What you are asked to do: Lines containing the string "Workers" are to be counted; report the total by itself.

A run of records:
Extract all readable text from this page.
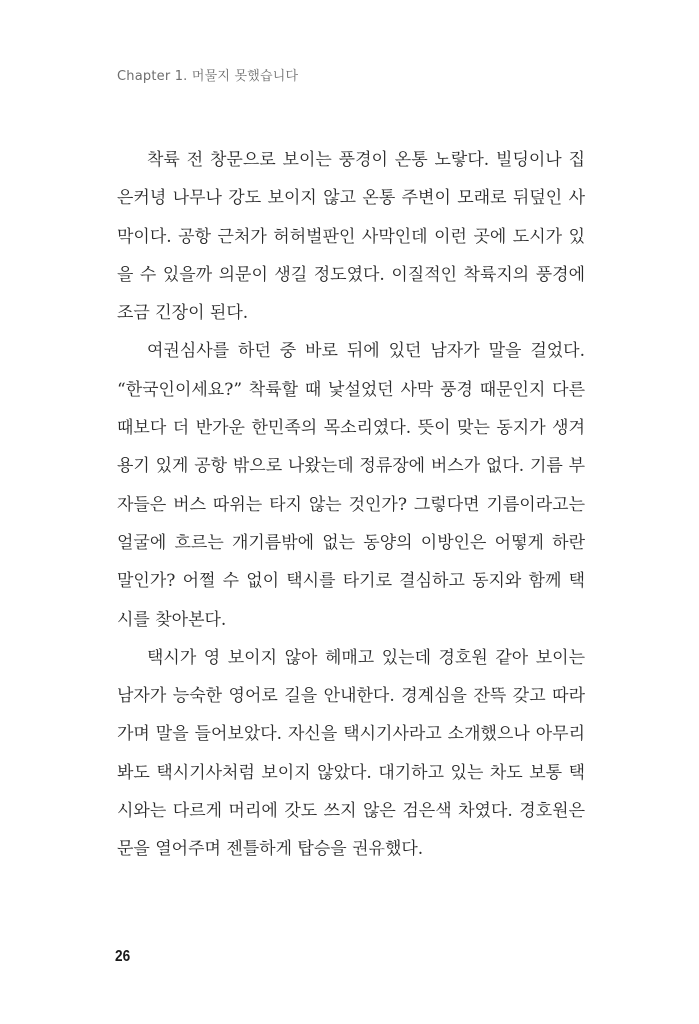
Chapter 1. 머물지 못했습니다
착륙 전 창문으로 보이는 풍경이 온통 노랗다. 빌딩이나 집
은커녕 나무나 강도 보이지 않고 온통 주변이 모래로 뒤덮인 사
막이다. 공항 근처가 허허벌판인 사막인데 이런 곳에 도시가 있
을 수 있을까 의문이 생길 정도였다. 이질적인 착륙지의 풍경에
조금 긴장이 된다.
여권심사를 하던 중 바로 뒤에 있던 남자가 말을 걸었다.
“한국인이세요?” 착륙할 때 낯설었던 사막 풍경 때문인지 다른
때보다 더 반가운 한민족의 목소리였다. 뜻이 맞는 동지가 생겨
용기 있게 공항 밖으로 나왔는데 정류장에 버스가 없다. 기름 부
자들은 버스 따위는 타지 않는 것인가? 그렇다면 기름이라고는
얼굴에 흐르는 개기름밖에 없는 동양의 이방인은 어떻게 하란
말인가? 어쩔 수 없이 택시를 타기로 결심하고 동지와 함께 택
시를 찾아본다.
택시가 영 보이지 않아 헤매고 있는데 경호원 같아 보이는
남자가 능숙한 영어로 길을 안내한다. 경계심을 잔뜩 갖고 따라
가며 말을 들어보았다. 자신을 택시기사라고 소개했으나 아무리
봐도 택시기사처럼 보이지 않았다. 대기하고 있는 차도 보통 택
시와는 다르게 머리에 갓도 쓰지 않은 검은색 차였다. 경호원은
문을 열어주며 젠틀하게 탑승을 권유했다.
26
--
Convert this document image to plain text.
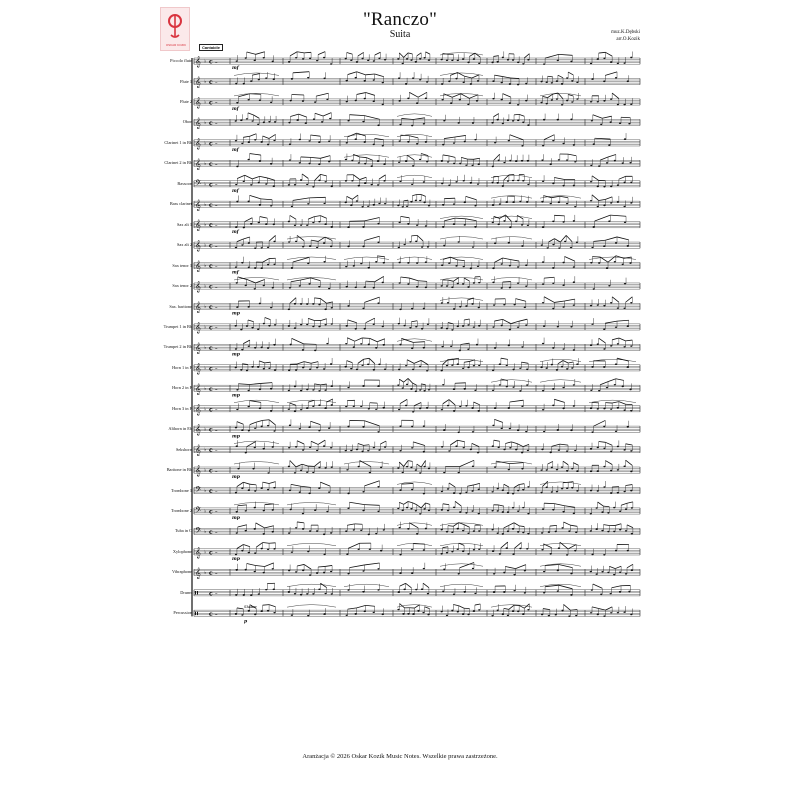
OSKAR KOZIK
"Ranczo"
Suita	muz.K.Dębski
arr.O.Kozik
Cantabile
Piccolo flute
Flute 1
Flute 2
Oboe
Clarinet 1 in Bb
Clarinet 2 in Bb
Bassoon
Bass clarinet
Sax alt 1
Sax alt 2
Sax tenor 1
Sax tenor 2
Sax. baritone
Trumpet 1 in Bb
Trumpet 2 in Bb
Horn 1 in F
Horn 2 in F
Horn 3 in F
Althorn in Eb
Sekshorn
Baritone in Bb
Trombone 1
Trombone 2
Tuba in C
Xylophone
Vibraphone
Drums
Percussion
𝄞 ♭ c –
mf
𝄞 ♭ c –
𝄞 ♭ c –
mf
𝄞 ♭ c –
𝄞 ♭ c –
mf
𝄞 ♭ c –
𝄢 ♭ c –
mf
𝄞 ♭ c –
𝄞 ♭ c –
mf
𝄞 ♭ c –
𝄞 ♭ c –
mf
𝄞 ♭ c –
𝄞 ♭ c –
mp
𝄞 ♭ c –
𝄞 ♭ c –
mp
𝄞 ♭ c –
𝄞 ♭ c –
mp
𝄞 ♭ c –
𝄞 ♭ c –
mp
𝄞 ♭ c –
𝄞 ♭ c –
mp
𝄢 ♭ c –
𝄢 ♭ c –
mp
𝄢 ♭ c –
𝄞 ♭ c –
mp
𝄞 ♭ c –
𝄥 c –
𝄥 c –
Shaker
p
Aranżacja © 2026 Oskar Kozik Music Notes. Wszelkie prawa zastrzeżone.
...
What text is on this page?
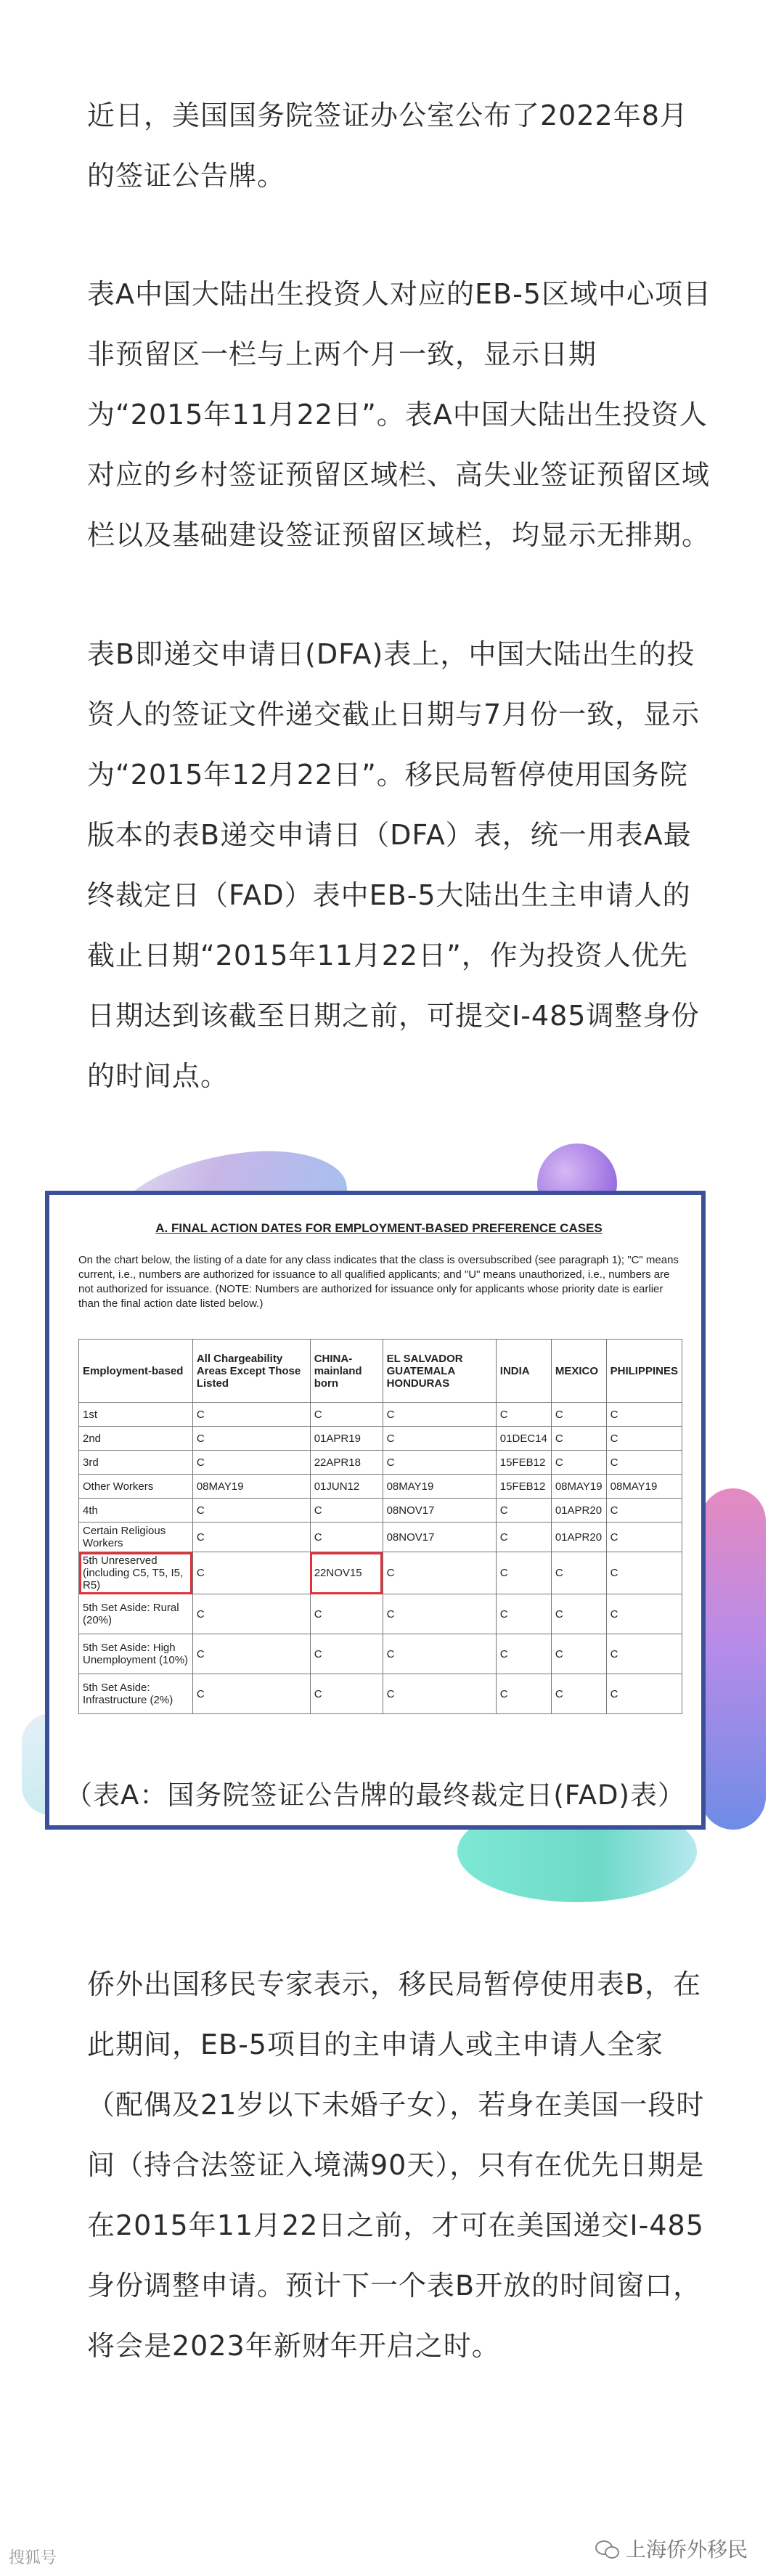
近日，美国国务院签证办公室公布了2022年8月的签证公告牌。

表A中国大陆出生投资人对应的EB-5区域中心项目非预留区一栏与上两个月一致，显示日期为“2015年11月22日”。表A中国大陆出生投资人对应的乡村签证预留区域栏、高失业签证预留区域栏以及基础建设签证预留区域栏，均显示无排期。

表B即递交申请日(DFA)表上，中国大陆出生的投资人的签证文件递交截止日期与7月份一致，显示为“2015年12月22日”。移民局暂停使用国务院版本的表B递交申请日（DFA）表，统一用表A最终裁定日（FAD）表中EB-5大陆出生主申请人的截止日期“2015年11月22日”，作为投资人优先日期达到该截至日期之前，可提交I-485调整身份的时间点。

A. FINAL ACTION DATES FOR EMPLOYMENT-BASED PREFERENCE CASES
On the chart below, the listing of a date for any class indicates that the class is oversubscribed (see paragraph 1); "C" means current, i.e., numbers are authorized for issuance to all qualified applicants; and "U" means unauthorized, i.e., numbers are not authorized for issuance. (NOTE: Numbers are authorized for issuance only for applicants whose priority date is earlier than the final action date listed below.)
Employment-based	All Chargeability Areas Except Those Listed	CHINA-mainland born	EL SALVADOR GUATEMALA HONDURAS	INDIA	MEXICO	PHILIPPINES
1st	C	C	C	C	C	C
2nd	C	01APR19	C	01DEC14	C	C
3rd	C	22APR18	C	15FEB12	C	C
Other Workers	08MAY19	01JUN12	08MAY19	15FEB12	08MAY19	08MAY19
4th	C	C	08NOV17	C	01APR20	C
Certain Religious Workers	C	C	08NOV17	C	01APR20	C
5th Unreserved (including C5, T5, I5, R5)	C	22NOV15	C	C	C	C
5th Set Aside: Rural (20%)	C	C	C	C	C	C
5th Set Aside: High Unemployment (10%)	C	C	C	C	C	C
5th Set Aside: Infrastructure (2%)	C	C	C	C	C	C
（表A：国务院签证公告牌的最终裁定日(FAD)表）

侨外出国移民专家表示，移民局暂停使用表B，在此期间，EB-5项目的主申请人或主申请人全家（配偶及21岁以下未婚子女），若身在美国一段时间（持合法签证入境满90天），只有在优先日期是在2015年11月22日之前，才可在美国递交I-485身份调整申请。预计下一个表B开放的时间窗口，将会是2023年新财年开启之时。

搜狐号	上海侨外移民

Written response: 2